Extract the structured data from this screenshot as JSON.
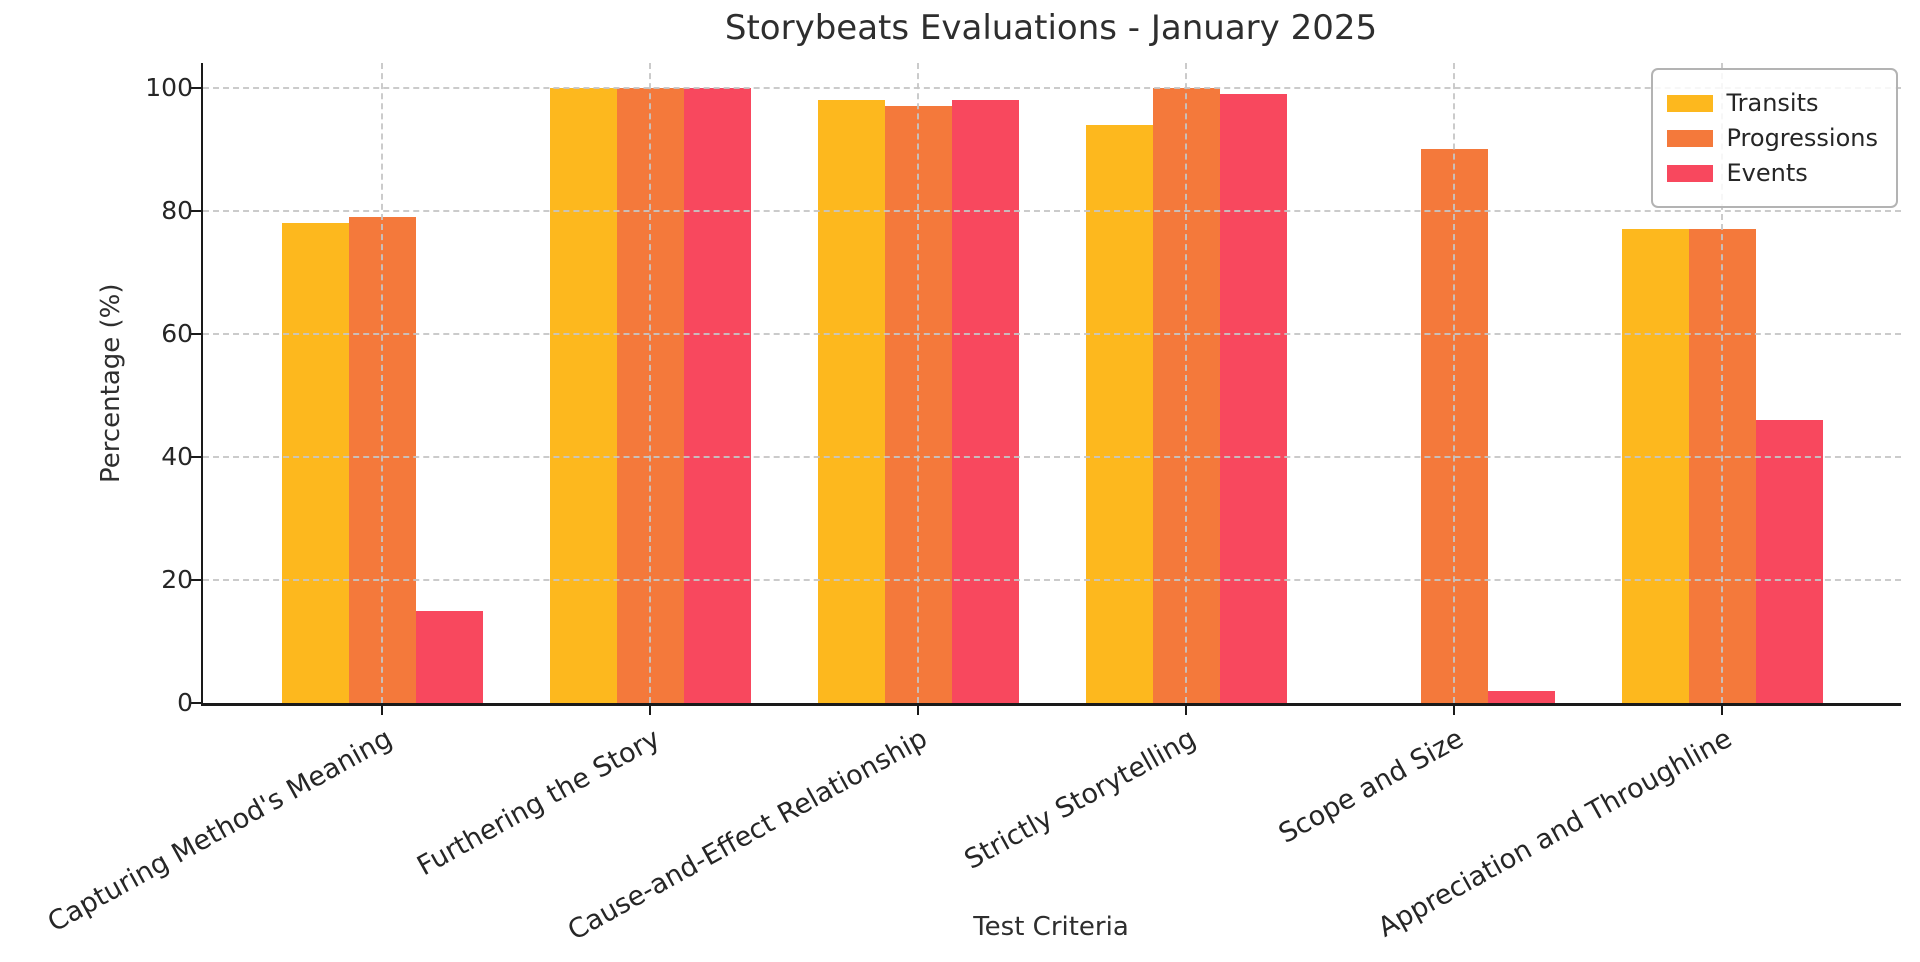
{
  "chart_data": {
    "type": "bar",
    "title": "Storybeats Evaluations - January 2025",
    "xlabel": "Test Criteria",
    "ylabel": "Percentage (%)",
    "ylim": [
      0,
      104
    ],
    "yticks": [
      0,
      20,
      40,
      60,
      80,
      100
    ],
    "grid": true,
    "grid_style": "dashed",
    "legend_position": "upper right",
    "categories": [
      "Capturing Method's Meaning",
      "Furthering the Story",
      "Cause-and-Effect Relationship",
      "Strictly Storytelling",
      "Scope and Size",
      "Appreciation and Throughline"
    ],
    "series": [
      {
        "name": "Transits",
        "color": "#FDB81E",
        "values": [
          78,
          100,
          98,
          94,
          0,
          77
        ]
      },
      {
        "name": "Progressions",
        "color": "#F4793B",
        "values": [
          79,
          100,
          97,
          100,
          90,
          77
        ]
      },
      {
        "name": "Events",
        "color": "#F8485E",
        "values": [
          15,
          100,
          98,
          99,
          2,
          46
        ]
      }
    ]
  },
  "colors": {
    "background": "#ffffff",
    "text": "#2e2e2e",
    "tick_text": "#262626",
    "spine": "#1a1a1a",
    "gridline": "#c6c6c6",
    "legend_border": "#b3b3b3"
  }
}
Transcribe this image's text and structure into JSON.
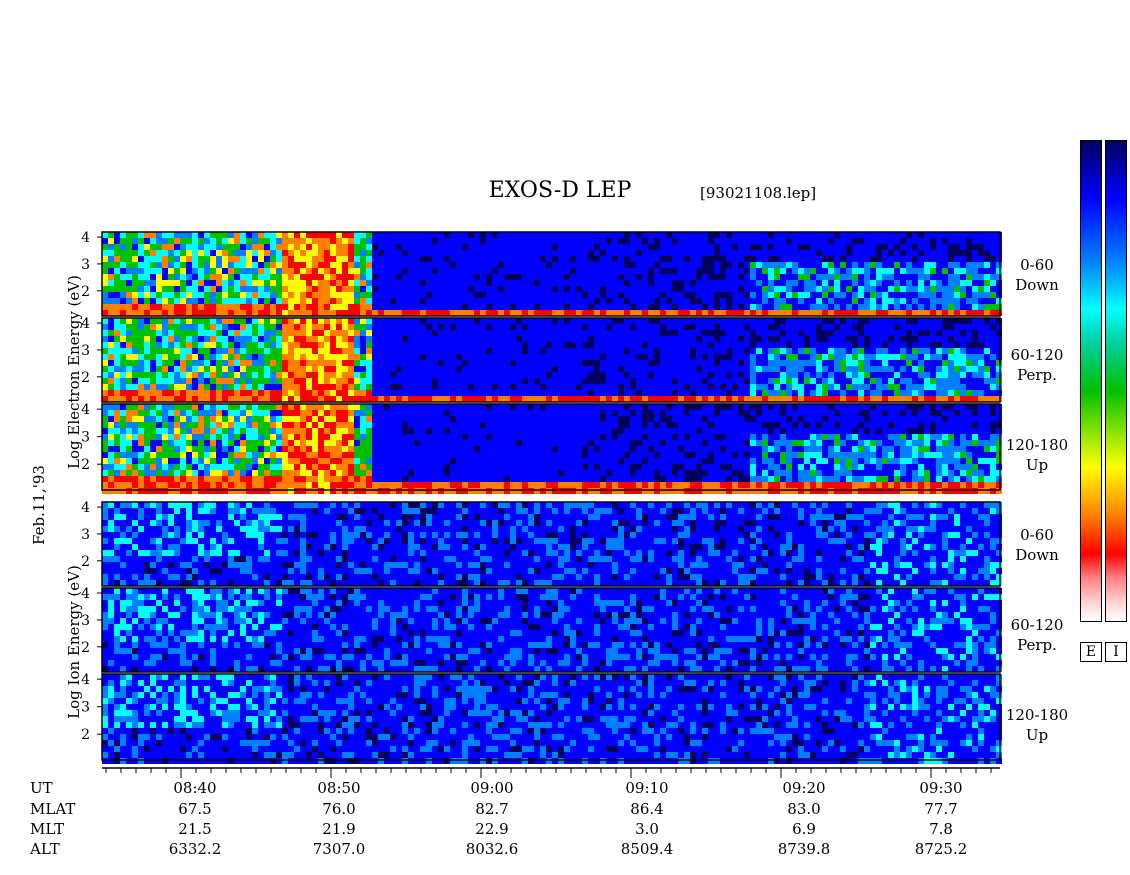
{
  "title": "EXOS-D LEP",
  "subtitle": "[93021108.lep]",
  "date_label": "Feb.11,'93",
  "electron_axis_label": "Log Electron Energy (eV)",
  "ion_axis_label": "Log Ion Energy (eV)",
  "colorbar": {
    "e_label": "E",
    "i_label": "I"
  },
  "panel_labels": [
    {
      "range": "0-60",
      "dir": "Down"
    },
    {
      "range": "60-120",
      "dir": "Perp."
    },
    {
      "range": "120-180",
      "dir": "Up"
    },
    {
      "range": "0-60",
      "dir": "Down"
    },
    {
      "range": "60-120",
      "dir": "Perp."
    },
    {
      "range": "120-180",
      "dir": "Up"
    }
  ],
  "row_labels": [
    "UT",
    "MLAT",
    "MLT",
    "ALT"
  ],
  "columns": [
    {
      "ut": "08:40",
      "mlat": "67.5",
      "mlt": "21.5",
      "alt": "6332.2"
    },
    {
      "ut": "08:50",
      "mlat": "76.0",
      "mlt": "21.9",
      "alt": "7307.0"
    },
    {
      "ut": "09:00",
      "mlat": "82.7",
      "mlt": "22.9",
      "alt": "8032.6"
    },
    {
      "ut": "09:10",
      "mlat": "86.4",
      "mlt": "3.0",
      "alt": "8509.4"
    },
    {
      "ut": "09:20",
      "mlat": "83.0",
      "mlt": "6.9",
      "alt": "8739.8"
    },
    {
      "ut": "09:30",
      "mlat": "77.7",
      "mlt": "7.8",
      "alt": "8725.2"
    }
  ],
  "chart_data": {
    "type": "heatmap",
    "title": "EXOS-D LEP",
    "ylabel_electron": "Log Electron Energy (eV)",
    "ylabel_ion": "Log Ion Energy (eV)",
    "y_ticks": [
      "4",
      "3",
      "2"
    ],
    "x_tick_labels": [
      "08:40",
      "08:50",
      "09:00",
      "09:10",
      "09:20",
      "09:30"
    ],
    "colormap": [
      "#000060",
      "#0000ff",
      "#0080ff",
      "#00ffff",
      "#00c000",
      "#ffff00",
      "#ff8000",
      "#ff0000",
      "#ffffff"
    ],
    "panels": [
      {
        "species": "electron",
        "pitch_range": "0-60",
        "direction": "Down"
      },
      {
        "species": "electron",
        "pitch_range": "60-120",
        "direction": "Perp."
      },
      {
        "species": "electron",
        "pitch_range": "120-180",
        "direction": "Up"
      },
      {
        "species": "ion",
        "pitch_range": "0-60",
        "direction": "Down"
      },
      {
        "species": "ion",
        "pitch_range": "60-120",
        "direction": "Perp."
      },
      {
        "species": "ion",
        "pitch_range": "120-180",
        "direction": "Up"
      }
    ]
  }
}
+-------+
*Task description*
What you return should match the records above word for word, minus the pictures.

*Result*
Extract the structured data from this screenshot as JSON.
{
  "chart_data": {
    "type": "bar",
    "title": "Storybeats Evaluations - January 2025",
    "xlabel": "Test Criteria",
    "ylabel": "Percentage (%)",
    "ylim": [
      0,
      104
    ],
    "yticks": [
      0,
      20,
      40,
      60,
      80,
      100
    ],
    "grid": true,
    "grid_style": "dashed",
    "legend_position": "upper right",
    "categories": [
      "Capturing Method's Meaning",
      "Furthering the Story",
      "Cause-and-Effect Relationship",
      "Strictly Storytelling",
      "Scope and Size",
      "Appreciation and Throughline"
    ],
    "series": [
      {
        "name": "Transits",
        "color": "#FDB81E",
        "values": [
          78,
          100,
          98,
          94,
          0,
          77
        ]
      },
      {
        "name": "Progressions",
        "color": "#F4793B",
        "values": [
          79,
          100,
          97,
          100,
          90,
          77
        ]
      },
      {
        "name": "Events",
        "color": "#F8485E",
        "values": [
          15,
          100,
          98,
          99,
          2,
          46
        ]
      }
    ]
  },
  "colors": {
    "background": "#ffffff",
    "text": "#2e2e2e",
    "tick_text": "#262626",
    "spine": "#1a1a1a",
    "gridline": "#c6c6c6",
    "legend_border": "#b3b3b3"
  }
}
Transcribe this image's text and structure into JSON.
{
  "title": "EXOS-D LEP",
  "subtitle": "[93021108.lep]",
  "date_label": "Feb.11,'93",
  "electron_axis_label": "Log Electron Energy (eV)",
  "ion_axis_label": "Log Ion Energy (eV)",
  "colorbar": {
    "e_label": "E",
    "i_label": "I"
  },
  "panel_labels": [
    {
      "range": "0-60",
      "dir": "Down"
    },
    {
      "range": "60-120",
      "dir": "Perp."
    },
    {
      "range": "120-180",
      "dir": "Up"
    },
    {
      "range": "0-60",
      "dir": "Down"
    },
    {
      "range": "60-120",
      "dir": "Perp."
    },
    {
      "range": "120-180",
      "dir": "Up"
    }
  ],
  "row_labels": [
    "UT",
    "MLAT",
    "MLT",
    "ALT"
  ],
  "columns": [
    {
      "ut": "08:40",
      "mlat": "67.5",
      "mlt": "21.5",
      "alt": "6332.2"
    },
    {
      "ut": "08:50",
      "mlat": "76.0",
      "mlt": "21.9",
      "alt": "7307.0"
    },
    {
      "ut": "09:00",
      "mlat": "82.7",
      "mlt": "22.9",
      "alt": "8032.6"
    },
    {
      "ut": "09:10",
      "mlat": "86.4",
      "mlt": "3.0",
      "alt": "8509.4"
    },
    {
      "ut": "09:20",
      "mlat": "83.0",
      "mlt": "6.9",
      "alt": "8739.8"
    },
    {
      "ut": "09:30",
      "mlat": "77.7",
      "mlt": "7.8",
      "alt": "8725.2"
    }
  ],
  "chart_data": {
    "type": "heatmap",
    "title": "EXOS-D LEP",
    "ylabel_electron": "Log Electron Energy (eV)",
    "ylabel_ion": "Log Ion Energy (eV)",
    "y_ticks": [
      "4",
      "3",
      "2"
    ],
    "x_tick_labels": [
      "08:40",
      "08:50",
      "09:00",
      "09:10",
      "09:20",
      "09:30"
    ],
    "colormap": [
      "#000060",
      "#0000ff",
      "#0080ff",
      "#00ffff",
      "#00c000",
      "#ffff00",
      "#ff8000",
      "#ff0000",
      "#ffffff"
    ],
    "panels": [
      {
        "species": "electron",
        "pitch_range": "0-60",
        "direction": "Down"
      },
      {
        "species": "electron",
        "pitch_range": "60-120",
        "direction": "Perp."
      },
      {
        "species": "electron",
        "pitch_range": "120-180",
        "direction": "Up"
      },
      {
        "species": "ion",
        "pitch_range": "0-60",
        "direction": "Down"
      },
      {
        "species": "ion",
        "pitch_range": "60-120",
        "direction": "Perp."
      },
      {
        "species": "ion",
        "pitch_range": "120-180",
        "direction": "Up"
      }
    ]
  }
}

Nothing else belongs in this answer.